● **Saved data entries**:
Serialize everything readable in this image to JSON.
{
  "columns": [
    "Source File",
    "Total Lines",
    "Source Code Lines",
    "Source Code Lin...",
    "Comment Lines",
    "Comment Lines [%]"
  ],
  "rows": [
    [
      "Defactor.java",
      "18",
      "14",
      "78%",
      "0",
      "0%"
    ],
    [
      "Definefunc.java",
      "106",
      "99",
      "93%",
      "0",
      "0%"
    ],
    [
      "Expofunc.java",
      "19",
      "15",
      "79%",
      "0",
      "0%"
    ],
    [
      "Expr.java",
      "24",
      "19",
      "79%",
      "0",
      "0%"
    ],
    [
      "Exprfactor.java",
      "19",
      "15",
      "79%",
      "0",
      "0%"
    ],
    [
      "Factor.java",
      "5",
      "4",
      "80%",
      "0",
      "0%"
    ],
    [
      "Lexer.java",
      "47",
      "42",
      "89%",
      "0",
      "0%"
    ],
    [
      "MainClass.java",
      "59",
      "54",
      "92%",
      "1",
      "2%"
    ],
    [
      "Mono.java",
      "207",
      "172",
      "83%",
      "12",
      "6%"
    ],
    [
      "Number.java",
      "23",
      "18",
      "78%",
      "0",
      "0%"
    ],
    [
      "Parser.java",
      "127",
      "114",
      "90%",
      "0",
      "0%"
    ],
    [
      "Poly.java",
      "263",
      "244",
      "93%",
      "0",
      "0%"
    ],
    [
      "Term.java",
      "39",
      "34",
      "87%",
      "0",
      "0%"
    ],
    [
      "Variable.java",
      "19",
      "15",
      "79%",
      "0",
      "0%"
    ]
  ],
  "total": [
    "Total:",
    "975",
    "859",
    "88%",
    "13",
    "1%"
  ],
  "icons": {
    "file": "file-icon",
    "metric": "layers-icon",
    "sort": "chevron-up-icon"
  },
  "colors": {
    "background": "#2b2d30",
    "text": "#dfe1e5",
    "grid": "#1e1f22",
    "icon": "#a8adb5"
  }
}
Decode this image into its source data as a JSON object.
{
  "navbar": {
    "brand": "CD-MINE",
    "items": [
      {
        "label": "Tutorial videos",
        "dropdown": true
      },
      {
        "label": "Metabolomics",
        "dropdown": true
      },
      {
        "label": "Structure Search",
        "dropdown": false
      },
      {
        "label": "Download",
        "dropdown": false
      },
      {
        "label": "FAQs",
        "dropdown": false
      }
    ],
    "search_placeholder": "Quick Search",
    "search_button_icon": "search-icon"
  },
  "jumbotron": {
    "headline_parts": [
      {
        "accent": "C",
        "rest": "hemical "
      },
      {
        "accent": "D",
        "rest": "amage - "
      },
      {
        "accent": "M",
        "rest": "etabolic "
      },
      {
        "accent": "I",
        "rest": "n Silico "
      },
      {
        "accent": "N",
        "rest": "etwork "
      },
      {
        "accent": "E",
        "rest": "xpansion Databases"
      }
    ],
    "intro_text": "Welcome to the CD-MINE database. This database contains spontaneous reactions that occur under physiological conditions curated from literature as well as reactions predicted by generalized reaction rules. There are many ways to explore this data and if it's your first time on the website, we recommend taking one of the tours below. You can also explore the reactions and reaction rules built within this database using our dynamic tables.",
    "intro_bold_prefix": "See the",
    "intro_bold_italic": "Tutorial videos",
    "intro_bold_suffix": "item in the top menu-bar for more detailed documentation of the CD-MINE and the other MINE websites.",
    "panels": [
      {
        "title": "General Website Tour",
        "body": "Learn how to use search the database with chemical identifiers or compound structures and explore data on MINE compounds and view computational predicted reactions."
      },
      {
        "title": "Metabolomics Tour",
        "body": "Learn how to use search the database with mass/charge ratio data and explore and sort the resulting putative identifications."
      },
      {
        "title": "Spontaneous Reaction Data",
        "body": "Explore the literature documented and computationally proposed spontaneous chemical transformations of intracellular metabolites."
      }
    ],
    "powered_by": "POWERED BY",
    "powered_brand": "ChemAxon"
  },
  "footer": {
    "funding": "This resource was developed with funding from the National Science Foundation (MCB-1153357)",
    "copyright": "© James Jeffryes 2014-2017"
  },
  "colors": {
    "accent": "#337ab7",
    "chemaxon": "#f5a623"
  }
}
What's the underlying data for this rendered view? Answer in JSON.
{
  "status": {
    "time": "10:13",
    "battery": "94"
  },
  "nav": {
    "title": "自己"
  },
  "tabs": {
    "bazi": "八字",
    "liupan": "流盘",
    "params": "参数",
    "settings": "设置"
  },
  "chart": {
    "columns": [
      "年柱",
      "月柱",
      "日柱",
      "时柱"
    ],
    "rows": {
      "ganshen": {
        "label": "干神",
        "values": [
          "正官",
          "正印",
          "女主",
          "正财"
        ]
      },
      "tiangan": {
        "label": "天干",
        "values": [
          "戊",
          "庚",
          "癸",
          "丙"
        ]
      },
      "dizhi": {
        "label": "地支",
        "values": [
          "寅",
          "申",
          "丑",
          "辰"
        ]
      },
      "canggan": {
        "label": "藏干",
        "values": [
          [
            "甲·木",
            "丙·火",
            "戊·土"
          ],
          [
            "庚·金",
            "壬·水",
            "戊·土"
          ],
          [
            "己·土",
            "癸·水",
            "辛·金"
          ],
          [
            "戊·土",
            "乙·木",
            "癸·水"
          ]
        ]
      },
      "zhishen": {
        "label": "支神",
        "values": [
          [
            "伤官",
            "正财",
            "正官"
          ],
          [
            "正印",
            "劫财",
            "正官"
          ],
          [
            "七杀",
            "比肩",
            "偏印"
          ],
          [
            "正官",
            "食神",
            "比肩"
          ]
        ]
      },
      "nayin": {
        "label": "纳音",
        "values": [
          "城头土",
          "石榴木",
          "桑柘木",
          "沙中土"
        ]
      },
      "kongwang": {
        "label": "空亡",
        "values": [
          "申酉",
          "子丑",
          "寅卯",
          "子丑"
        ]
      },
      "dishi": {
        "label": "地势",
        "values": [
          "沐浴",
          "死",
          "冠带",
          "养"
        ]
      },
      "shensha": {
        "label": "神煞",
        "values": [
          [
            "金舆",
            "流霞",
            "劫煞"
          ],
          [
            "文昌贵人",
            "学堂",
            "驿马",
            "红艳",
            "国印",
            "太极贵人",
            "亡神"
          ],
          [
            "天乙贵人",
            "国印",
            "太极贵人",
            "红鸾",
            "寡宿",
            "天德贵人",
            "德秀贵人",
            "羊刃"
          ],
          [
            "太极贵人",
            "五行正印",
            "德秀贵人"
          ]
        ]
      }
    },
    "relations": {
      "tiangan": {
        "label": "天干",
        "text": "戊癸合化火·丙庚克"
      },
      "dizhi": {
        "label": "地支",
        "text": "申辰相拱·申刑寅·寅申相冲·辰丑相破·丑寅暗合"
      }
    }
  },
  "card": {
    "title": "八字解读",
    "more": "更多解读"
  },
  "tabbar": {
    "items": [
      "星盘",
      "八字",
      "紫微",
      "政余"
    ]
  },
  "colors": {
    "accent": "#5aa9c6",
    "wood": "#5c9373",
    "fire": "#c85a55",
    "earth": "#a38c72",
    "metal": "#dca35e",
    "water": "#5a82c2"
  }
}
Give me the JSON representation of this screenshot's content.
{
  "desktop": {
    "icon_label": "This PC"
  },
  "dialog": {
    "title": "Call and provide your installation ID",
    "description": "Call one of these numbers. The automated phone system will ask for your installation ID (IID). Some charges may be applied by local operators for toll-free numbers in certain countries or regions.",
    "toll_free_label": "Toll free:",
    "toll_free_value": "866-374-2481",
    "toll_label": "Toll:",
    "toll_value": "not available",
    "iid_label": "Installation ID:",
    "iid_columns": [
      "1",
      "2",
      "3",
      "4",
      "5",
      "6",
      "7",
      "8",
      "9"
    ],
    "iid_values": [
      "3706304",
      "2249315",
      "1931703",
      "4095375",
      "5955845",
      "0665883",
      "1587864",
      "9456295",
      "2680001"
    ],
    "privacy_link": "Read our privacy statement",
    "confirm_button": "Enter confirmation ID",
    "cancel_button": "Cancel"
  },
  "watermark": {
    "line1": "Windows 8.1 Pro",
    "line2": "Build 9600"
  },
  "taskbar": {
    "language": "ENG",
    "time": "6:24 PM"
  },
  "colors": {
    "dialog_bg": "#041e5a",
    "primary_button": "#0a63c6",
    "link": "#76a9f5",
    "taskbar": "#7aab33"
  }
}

● **Set task**: Identify each line containing the string "reactions" and copy it out.

● **Task output**:
    "intro_text": "Welcome to the CD-MINE database. This database contains spontaneous reactions that occur under physiological conditions curated from literature as well as reactions predicted by generalized reaction rules. There are many ways to explore this data and if it's your first time on the website, we recommend taking one of the tours below. You can also explore the reactions and reaction rules built within this database using our dynamic tables.",
        "body": "Learn how to use search the database with chemical identifiers or compound structures and explore data on MINE compounds and view computational predicted reactions."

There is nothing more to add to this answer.